• Records to use
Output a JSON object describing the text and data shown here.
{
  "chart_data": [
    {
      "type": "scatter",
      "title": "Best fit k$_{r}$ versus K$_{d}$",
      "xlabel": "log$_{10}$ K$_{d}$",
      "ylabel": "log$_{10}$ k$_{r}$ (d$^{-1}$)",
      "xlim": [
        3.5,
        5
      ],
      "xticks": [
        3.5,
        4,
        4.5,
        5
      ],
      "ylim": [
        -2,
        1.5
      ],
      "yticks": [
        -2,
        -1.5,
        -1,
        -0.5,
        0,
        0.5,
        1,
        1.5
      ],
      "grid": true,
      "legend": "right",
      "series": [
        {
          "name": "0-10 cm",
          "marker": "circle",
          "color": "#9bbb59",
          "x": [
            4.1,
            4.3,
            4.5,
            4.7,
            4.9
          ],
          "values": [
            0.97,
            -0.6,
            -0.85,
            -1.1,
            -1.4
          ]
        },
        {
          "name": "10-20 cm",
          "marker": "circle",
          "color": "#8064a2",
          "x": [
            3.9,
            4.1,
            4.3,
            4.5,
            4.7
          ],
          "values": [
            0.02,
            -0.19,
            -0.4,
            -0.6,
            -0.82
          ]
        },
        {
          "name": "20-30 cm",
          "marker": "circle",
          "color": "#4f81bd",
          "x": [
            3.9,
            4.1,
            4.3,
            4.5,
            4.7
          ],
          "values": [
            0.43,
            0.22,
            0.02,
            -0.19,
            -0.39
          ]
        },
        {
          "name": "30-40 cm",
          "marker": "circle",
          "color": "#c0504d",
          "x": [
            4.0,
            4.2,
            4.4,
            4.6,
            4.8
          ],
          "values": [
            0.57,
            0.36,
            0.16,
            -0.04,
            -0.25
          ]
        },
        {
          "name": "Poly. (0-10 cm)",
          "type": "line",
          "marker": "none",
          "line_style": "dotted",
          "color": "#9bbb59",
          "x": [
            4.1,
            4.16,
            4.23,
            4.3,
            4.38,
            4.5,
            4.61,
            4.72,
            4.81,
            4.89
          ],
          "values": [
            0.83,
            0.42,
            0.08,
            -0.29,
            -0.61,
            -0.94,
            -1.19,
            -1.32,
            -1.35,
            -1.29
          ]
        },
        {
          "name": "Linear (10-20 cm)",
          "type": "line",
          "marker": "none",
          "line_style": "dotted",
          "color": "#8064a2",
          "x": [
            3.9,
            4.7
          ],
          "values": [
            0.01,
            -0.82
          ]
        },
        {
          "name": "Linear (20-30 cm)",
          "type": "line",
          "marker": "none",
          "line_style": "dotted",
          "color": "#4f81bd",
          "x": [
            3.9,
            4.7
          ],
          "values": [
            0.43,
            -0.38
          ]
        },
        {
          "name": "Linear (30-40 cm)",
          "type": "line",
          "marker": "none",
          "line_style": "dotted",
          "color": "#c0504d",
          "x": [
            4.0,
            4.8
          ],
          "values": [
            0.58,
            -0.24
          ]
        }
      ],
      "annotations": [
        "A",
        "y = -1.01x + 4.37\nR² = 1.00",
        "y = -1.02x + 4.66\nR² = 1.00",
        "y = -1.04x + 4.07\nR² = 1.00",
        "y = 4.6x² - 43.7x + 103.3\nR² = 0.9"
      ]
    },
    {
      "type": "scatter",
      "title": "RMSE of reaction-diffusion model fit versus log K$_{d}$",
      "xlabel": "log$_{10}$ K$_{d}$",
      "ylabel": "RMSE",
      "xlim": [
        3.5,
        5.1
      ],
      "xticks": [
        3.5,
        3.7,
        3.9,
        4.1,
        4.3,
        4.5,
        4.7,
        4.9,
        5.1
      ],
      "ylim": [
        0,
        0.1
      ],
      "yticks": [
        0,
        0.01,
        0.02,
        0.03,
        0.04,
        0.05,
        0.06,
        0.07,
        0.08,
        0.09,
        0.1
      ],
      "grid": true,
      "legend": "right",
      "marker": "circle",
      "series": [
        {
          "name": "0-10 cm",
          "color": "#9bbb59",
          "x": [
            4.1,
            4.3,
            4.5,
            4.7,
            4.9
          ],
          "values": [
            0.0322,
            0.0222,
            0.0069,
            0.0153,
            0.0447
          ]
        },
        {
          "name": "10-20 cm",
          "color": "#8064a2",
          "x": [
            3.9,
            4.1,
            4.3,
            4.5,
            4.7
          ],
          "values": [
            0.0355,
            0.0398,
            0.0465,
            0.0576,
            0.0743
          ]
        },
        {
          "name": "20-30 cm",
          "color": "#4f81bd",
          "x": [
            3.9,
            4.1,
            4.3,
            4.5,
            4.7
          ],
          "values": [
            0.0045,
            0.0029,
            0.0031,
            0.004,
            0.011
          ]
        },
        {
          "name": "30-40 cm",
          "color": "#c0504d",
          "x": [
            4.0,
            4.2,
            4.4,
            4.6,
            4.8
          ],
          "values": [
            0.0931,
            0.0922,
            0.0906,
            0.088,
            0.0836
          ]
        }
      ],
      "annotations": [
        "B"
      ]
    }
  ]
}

• Written exercise
Each entry above needs to be retyped exactly.

• Expected output
Output a JSON object describing the text and data shown here.
{
  "chart_data": [
    {
      "type": "scatter",
      "title": "Best fit k$_{r}$ versus K$_{d}$",
      "xlabel": "log$_{10}$ K$_{d}$",
      "ylabel": "log$_{10}$ k$_{r}$ (d$^{-1}$)",
      "xlim": [
        3.5,
        5
      ],
      "xticks": [
        3.5,
        4,
        4.5,
        5
      ],
      "ylim": [
        -2,
        1.5
      ],
      "yticks": [
        -2,
        -1.5,
        -1,
        -0.5,
        0,
        0.5,
        1,
        1.5
      ],
      "grid": true,
      "legend": "right",
      "series": [
        {
          "name": "0-10 cm",
          "marker": "circle",
          "color": "#9bbb59",
          "x": [
            4.1,
            4.3,
            4.5,
            4.7,
            4.9
          ],
          "values": [
            0.97,
            -0.6,
            -0.85,
            -1.1,
            -1.4
          ]
        },
        {
          "name": "10-20 cm",
          "marker": "circle",
          "color": "#8064a2",
          "x": [
            3.9,
            4.1,
            4.3,
            4.5,
            4.7
          ],
          "values": [
            0.02,
            -0.19,
            -0.4,
            -0.6,
            -0.82
          ]
        },
        {
          "name": "20-30 cm",
          "marker": "circle",
          "color": "#4f81bd",
          "x": [
            3.9,
            4.1,
            4.3,
            4.5,
            4.7
          ],
          "values": [
            0.43,
            0.22,
            0.02,
            -0.19,
            -0.39
          ]
        },
        {
          "name": "30-40 cm",
          "marker": "circle",
          "color": "#c0504d",
          "x": [
            4.0,
            4.2,
            4.4,
            4.6,
            4.8
          ],
          "values": [
            0.57,
            0.36,
            0.16,
            -0.04,
            -0.25
          ]
        },
        {
          "name": "Poly. (0-10 cm)",
          "type": "line",
          "marker": "none",
          "line_style": "dotted",
          "color": "#9bbb59",
          "x": [
            4.1,
            4.16,
            4.23,
            4.3,
            4.38,
            4.5,
            4.61,
            4.72,
            4.81,
            4.89
          ],
          "values": [
            0.83,
            0.42,
            0.08,
            -0.29,
            -0.61,
            -0.94,
            -1.19,
            -1.32,
            -1.35,
            -1.29
          ]
        },
        {
          "name": "Linear (10-20 cm)",
          "type": "line",
          "marker": "none",
          "line_style": "dotted",
          "color": "#8064a2",
          "x": [
            3.9,
            4.7
          ],
          "values": [
            0.01,
            -0.82
          ]
        },
        {
          "name": "Linear (20-30 cm)",
          "type": "line",
          "marker": "none",
          "line_style": "dotted",
          "color": "#4f81bd",
          "x": [
            3.9,
            4.7
          ],
          "values": [
            0.43,
            -0.38
          ]
        },
        {
          "name": "Linear (30-40 cm)",
          "type": "line",
          "marker": "none",
          "line_style": "dotted",
          "color": "#c0504d",
          "x": [
            4.0,
            4.8
          ],
          "values": [
            0.58,
            -0.24
          ]
        }
      ],
      "annotations": [
        "A",
        "y = -1.01x + 4.37\nR² = 1.00",
        "y = -1.02x + 4.66\nR² = 1.00",
        "y = -1.04x + 4.07\nR² = 1.00",
        "y = 4.6x² - 43.7x + 103.3\nR² = 0.9"
      ]
    },
    {
      "type": "scatter",
      "title": "RMSE of reaction-diffusion model fit versus log K$_{d}$",
      "xlabel": "log$_{10}$ K$_{d}$",
      "ylabel": "RMSE",
      "xlim": [
        3.5,
        5.1
      ],
      "xticks": [
        3.5,
        3.7,
        3.9,
        4.1,
        4.3,
        4.5,
        4.7,
        4.9,
        5.1
      ],
      "ylim": [
        0,
        0.1
      ],
      "yticks": [
        0,
        0.01,
        0.02,
        0.03,
        0.04,
        0.05,
        0.06,
        0.07,
        0.08,
        0.09,
        0.1
      ],
      "grid": true,
      "legend": "right",
      "marker": "circle",
      "series": [
        {
          "name": "0-10 cm",
          "color": "#9bbb59",
          "x": [
            4.1,
            4.3,
            4.5,
            4.7,
            4.9
          ],
          "values": [
            0.0322,
            0.0222,
            0.0069,
            0.0153,
            0.0447
          ]
        },
        {
          "name": "10-20 cm",
          "color": "#8064a2",
          "x": [
            3.9,
            4.1,
            4.3,
            4.5,
            4.7
          ],
          "values": [
            0.0355,
            0.0398,
            0.0465,
            0.0576,
            0.0743
          ]
        },
        {
          "name": "20-30 cm",
          "color": "#4f81bd",
          "x": [
            3.9,
            4.1,
            4.3,
            4.5,
            4.7
          ],
          "values": [
            0.0045,
            0.0029,
            0.0031,
            0.004,
            0.011
          ]
        },
        {
          "name": "30-40 cm",
          "color": "#c0504d",
          "x": [
            4.0,
            4.2,
            4.4,
            4.6,
            4.8
          ],
          "values": [
            0.0931,
            0.0922,
            0.0906,
            0.088,
            0.0836
          ]
        }
      ],
      "annotations": [
        "B"
      ]
    }
  ]
}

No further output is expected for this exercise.